TO DO: Set the listing down unchanged, minus every embedded image.

[Data excerpts]
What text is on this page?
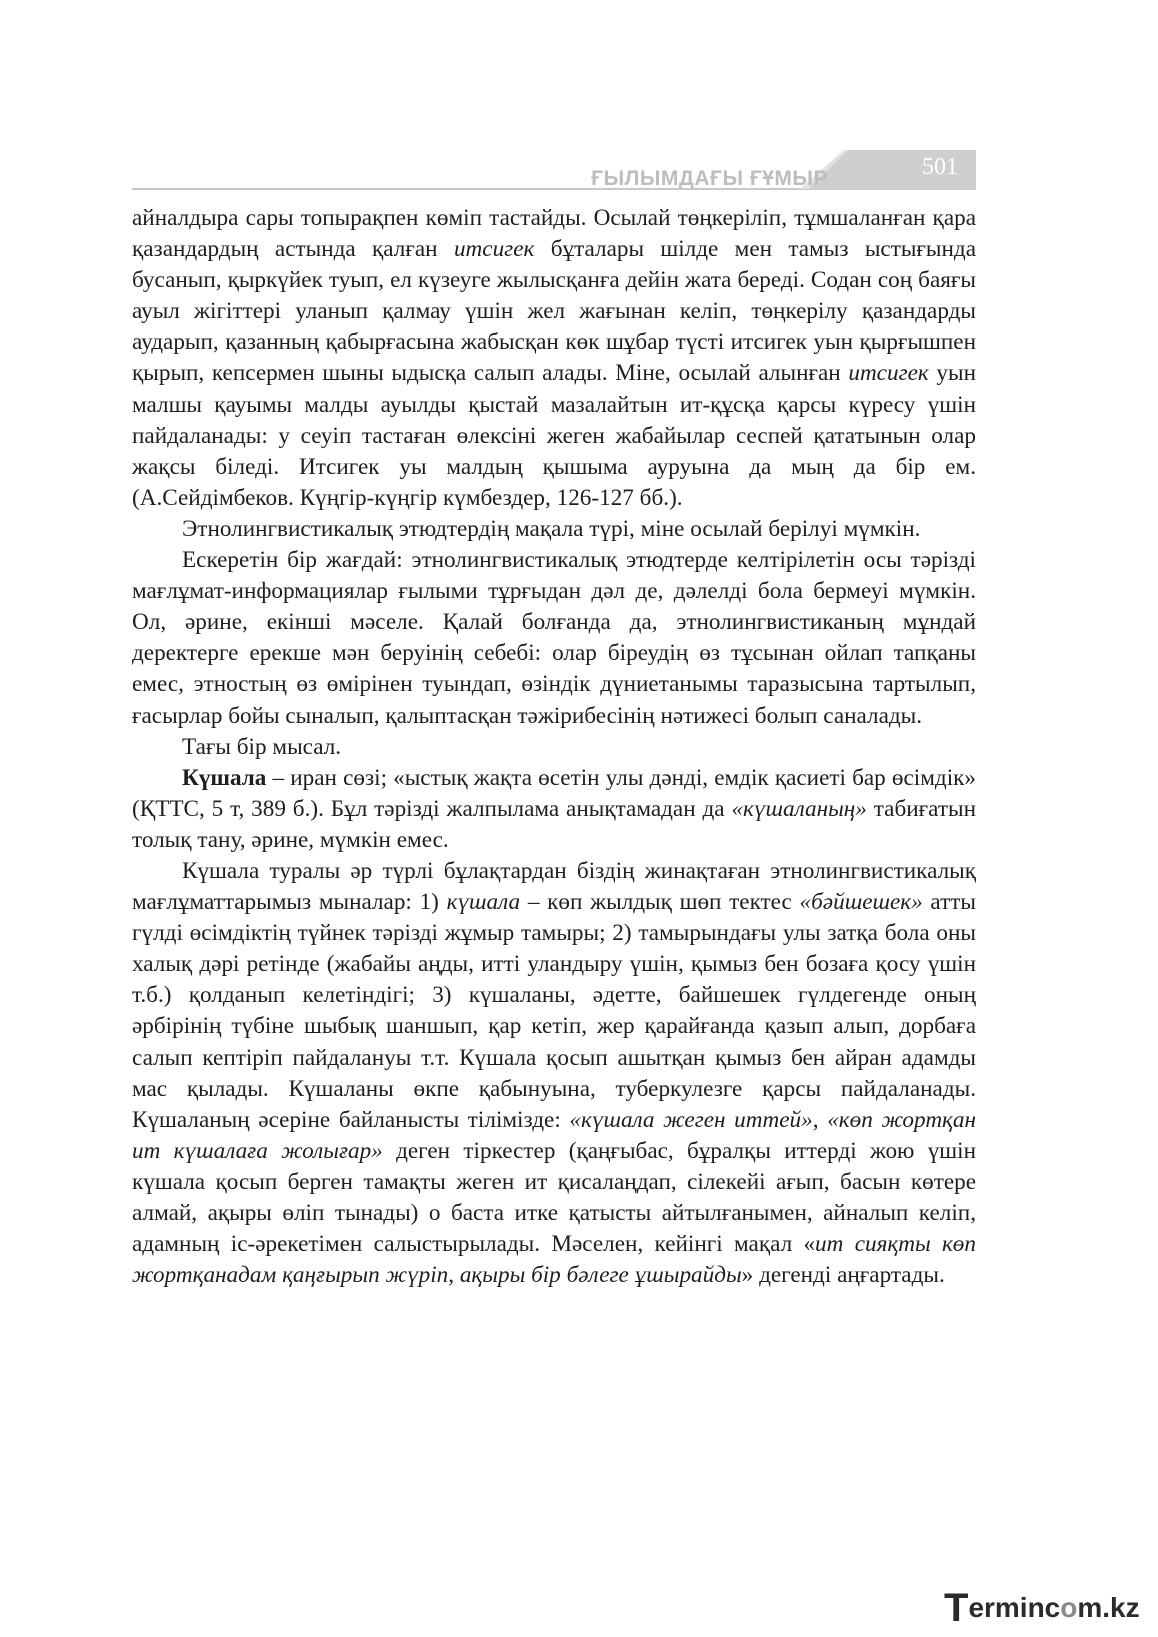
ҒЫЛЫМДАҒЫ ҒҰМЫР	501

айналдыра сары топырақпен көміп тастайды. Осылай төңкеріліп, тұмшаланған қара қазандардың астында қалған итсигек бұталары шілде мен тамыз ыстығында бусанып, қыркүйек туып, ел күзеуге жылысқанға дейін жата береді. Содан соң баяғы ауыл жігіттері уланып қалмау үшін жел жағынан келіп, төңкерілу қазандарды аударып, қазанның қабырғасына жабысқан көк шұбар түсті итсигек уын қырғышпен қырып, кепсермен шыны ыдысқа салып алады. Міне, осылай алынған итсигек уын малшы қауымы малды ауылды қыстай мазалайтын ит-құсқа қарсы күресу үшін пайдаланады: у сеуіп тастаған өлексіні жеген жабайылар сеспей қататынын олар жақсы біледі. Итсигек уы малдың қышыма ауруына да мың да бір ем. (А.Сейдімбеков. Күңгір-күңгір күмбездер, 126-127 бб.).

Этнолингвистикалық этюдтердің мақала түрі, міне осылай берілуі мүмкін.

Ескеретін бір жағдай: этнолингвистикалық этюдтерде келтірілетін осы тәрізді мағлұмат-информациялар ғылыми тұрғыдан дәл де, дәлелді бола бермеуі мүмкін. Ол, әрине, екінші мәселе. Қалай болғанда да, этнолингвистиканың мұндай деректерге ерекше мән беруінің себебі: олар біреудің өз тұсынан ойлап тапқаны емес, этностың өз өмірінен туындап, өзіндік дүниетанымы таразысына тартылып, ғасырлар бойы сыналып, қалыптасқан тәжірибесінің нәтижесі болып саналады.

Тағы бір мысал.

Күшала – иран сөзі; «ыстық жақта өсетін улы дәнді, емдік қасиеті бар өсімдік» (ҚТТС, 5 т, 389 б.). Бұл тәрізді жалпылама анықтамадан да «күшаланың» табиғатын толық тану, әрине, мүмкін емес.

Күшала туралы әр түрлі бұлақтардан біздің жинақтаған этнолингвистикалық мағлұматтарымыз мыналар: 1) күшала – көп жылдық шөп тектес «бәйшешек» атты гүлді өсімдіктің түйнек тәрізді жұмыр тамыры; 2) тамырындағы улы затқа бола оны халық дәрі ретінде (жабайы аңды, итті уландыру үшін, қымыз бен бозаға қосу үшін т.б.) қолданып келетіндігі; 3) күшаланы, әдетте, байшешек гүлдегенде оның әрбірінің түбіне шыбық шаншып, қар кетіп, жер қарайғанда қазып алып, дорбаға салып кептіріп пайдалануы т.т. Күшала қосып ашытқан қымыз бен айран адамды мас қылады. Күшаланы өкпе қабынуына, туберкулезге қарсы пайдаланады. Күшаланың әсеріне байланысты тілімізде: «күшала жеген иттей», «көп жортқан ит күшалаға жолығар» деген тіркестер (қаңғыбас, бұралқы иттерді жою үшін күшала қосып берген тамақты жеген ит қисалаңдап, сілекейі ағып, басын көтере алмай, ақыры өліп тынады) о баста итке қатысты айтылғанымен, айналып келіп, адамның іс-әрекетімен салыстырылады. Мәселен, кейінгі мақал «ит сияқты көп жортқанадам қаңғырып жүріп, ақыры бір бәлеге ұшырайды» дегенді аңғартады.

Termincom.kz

SOLUTION FOR THIS TASK:
What text is on this page?
ҒЫЛЫМДАҒЫ ҒҰМЫР	501

айналдыра сары топырақпен көміп тастайды. Осылай төңкеріліп, тұмшаланған қара қазандардың астында қалған итсигек бұталары шілде мен тамыз ыстығында бусанып, қыркүйек туып, ел күзеуге жылысқанға дейін жата береді. Содан соң баяғы ауыл жігіттері уланып қалмау үшін жел жағынан келіп, төңкерілу қазандарды аударып, қазанның қабырғасына жабысқан көк шұбар түсті итсигек уын қырғышпен қырып, кепсермен шыны ыдысқа салып алады. Міне, осылай алынған итсигек уын малшы қауымы малды ауылды қыстай мазалайтын ит-құсқа қарсы күресу үшін пайдаланады: у сеуіп тастаған өлексіні жеген жабайылар сеспей қататынын олар жақсы біледі. Итсигек уы малдың қышыма ауруына да мың да бір ем. (А.Сейдімбеков. Күңгір-күңгір күмбездер, 126-127 бб.).

Этнолингвистикалық этюдтердің мақала түрі, міне осылай берілуі мүмкін.

Ескеретін бір жағдай: этнолингвистикалық этюдтерде келтірілетін осы тәрізді мағлұмат-информациялар ғылыми тұрғыдан дәл де, дәлелді бола бермеуі мүмкін. Ол, әрине, екінші мәселе. Қалай болғанда да, этнолингвистиканың мұндай деректерге ерекше мән беруінің себебі: олар біреудің өз тұсынан ойлап тапқаны емес, этностың өз өмірінен туындап, өзіндік дүниетанымы таразысына тартылып, ғасырлар бойы сыналып, қалыптасқан тәжірибесінің нәтижесі болып саналады.

Тағы бір мысал.

Күшала – иран сөзі; «ыстық жақта өсетін улы дәнді, емдік қасиеті бар өсімдік» (ҚТТС, 5 т, 389 б.). Бұл тәрізді жалпылама анықтамадан да «күшаланың» табиғатын толық тану, әрине, мүмкін емес.

Күшала туралы әр түрлі бұлақтардан біздің жинақтаған этнолингвистикалық мағлұматтарымыз мыналар: 1) күшала – көп жылдық шөп тектес «бәйшешек» атты гүлді өсімдіктің түйнек тәрізді жұмыр тамыры; 2) тамырындағы улы затқа бола оны халық дәрі ретінде (жабайы аңды, итті уландыру үшін, қымыз бен бозаға қосу үшін т.б.) қолданып келетіндігі; 3) күшаланы, әдетте, байшешек гүлдегенде оның әрбірінің түбіне шыбық шаншып, қар кетіп, жер қарайғанда қазып алып, дорбаға салып кептіріп пайдалануы т.т. Күшала қосып ашытқан қымыз бен айран адамды мас қылады. Күшаланы өкпе қабынуына, туберкулезге қарсы пайдаланады. Күшаланың әсеріне байланысты тілімізде: «күшала жеген иттей», «көп жортқан ит күшалаға жолығар» деген тіркестер (қаңғыбас, бұралқы иттерді жою үшін күшала қосып берген тамақты жеген ит қисалаңдап, сілекейі ағып, басын көтере алмай, ақыры өліп тынады) о баста итке қатысты айтылғанымен, айналып келіп, адамның іс-әрекетімен салыстырылады. Мәселен, кейінгі мақал «ит сияқты көп жортқанадам қаңғырып жүріп, ақыры бір бәлеге ұшырайды» дегенді аңғартады.

Termincom.kz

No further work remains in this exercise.